Report the count of lines below that include "абзацы", without any other text.

— BEGIN Supplied data —

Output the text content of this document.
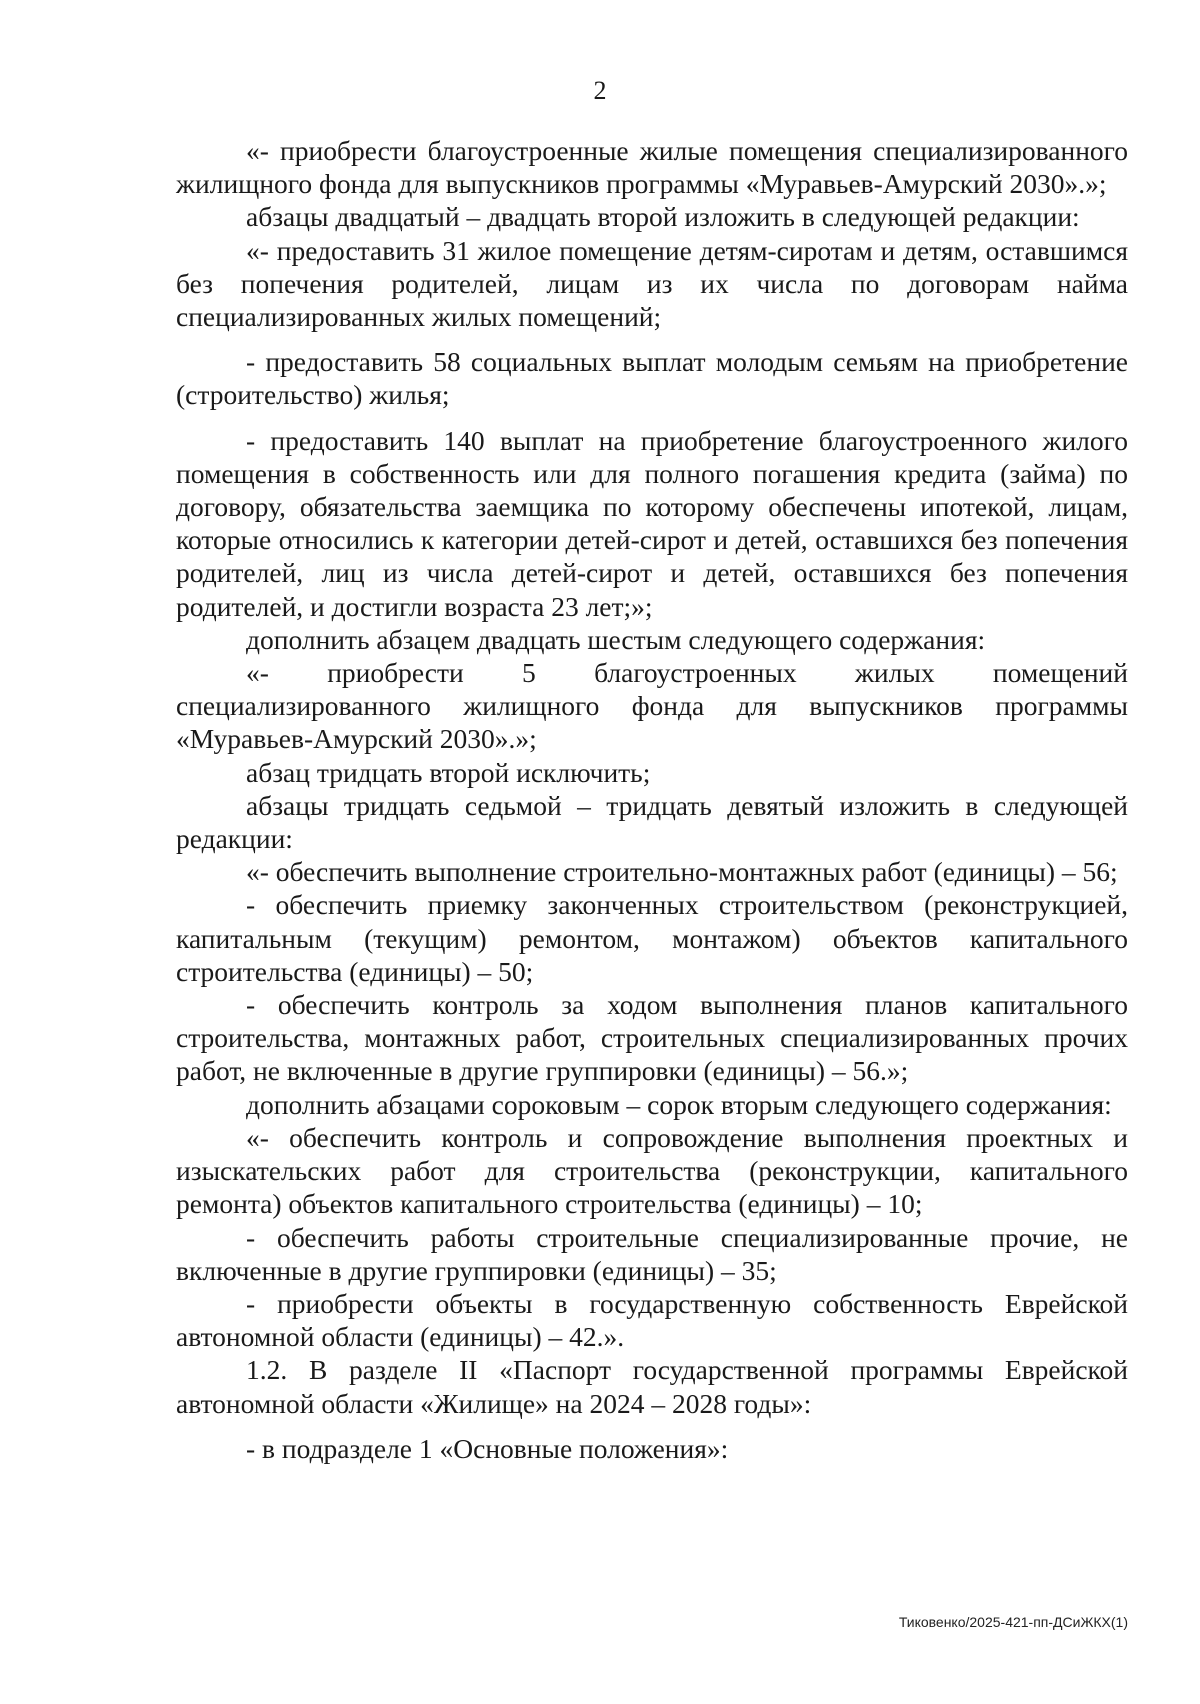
2

«- приобрести благоустроенные жилые помещения специализированного жилищного фонда для выпускников программы «Муравьев-Амурский 2030».»;

абзацы двадцатый – двадцать второй изложить в следующей редакции:

«- предоставить 31 жилое помещение детям-сиротам и детям, оставшимся без попечения родителей, лицам из их числа по договорам найма специализированных жилых помещений;

- предоставить 58 социальных выплат молодым семьям на приобретение (строительство) жилья;

- предоставить 140 выплат на приобретение благоустроенного жилого помещения в собственность или для полного погашения кредита (займа) по договору, обязательства заемщика по которому обеспечены ипотекой, лицам, которые относились к категории детей-сирот и детей, оставшихся без попечения родителей, лиц из числа детей-сирот и детей, оставшихся без попечения родителей, и достигли возраста 23 лет;»;

дополнить абзацем двадцать шестым следующего содержания:

«- приобрести 5 благоустроенных жилых помещений специализированного жилищного фонда для выпускников программы «Муравьев-Амурский 2030».»;

абзац тридцать второй исключить;

абзацы тридцать седьмой – тридцать девятый изложить в следующей редакции:

«- обеспечить выполнение строительно-монтажных работ (единицы) – 56;

- обеспечить приемку законченных строительством (реконструкцией, капитальным (текущим) ремонтом, монтажом) объектов капитального строительства (единицы) – 50;

- обеспечить контроль за ходом выполнения планов капитального строительства, монтажных работ, строительных специализированных прочих работ, не включенные в другие группировки (единицы) – 56.»;

дополнить абзацами сороковым – сорок вторым следующего содержания:

«- обеспечить контроль и сопровождение выполнения проектных и изыскательских работ для строительства (реконструкции, капитального ремонта) объектов капитального строительства (единицы) – 10;

- обеспечить работы строительные специализированные прочие, не включенные в другие группировки (единицы) – 35;

- приобрести объекты в государственную собственность Еврейской автономной области (единицы) – 42.».

1.2. В разделе II «Паспорт государственной программы Еврейской автономной области «Жилище» на 2024 – 2028 годы»:

- в подразделе 1 «Основные положения»:

Тиковенко/2025-421-пп-ДСиЖКХ(1)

— END Supplied data —

* _Full response_: 2